● **SET TASK**
Extract each line bearing the word "this".

● **INFORMATION GIVEN**
+ + + + + + +

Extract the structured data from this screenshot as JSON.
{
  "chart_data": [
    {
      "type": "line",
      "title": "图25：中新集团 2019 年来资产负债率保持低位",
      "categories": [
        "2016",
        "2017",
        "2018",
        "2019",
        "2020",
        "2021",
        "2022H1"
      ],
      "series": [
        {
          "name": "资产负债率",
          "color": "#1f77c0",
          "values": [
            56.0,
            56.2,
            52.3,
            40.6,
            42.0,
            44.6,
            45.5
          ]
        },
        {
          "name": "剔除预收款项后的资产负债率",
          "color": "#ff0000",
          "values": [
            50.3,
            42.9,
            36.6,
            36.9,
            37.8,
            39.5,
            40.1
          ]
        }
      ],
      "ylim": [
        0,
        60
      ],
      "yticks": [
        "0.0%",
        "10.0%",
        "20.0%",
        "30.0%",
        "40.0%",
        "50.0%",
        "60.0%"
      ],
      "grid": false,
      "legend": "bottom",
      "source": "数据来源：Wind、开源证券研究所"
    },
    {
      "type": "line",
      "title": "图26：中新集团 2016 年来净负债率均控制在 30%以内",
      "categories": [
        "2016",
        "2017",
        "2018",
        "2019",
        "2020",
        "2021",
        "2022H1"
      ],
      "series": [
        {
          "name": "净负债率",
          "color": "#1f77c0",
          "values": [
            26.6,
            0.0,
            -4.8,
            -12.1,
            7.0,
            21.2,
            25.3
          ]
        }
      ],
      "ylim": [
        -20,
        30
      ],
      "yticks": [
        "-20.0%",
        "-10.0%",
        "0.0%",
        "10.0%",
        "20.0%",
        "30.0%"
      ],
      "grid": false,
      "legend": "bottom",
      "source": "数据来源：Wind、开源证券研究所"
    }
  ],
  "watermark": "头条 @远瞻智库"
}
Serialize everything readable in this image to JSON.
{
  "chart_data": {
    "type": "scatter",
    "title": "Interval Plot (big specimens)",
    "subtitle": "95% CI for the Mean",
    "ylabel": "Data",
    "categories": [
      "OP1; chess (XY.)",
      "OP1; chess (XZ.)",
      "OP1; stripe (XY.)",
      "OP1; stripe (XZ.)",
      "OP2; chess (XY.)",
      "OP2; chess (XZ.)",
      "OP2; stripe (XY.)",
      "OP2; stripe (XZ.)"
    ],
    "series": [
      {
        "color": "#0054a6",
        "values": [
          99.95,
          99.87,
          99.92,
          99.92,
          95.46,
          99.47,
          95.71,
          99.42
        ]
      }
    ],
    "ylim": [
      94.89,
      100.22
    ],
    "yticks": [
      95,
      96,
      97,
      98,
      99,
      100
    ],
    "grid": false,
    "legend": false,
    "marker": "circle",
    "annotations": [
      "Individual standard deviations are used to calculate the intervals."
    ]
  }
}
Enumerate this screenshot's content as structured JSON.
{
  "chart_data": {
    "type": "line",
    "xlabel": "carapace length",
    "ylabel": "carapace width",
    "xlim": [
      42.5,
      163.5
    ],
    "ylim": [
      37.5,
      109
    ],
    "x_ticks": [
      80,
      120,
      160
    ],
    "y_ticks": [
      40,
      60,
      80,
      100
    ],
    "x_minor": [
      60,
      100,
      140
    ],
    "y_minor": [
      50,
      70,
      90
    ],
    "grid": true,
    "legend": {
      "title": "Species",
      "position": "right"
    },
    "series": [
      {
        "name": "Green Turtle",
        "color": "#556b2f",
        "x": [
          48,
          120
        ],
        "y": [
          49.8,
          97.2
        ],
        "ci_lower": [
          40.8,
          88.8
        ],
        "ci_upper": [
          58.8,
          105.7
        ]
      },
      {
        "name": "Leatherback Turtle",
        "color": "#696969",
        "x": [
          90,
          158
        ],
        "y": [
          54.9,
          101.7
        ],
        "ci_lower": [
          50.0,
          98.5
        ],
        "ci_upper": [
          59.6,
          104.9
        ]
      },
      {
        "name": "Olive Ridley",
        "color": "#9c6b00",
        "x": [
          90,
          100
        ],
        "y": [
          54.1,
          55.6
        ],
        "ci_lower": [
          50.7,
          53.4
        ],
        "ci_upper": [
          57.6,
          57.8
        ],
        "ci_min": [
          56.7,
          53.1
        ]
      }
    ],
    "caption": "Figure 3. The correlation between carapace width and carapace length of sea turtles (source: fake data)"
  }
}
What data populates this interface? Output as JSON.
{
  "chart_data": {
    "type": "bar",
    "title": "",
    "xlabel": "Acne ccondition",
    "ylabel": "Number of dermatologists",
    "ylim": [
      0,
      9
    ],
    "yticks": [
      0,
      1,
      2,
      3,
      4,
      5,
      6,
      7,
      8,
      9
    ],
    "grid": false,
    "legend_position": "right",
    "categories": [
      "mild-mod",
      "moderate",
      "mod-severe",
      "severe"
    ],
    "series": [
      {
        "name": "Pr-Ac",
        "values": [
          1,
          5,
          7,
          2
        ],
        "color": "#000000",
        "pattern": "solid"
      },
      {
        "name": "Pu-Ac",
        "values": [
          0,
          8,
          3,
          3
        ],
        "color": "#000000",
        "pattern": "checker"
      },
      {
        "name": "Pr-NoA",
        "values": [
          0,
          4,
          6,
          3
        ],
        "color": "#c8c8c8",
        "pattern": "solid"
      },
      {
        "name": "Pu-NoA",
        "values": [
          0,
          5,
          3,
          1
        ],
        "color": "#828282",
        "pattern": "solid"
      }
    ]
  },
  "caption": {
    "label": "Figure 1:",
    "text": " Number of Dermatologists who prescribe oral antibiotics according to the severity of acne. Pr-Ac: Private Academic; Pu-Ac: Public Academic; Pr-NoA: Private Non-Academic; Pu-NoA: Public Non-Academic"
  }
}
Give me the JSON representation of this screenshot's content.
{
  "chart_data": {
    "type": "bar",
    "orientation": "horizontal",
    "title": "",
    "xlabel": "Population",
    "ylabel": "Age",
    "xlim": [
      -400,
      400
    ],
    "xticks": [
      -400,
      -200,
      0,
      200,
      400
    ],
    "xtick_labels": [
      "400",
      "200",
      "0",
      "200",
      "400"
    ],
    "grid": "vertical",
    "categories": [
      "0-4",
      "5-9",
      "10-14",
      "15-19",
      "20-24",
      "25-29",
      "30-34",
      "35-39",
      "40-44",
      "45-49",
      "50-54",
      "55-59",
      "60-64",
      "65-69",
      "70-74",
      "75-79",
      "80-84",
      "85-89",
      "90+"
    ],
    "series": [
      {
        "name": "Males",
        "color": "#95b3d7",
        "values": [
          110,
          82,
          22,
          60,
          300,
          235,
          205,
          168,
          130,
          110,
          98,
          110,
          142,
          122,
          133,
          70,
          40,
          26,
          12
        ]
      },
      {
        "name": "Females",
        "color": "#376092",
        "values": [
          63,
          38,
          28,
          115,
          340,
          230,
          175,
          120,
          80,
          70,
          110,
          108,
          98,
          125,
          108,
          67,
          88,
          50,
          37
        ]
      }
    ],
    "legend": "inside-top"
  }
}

+ + + + + + +

● **EXERCISE SOLUTION**
Extract the structured data from this screenshot as JSON.
Serialize everything readable in this image to JSON.
Enumerate this screenshot's content as structured JSON.
What data populates this interface? Output as JSON.
Give me the JSON representation of this screenshot's content.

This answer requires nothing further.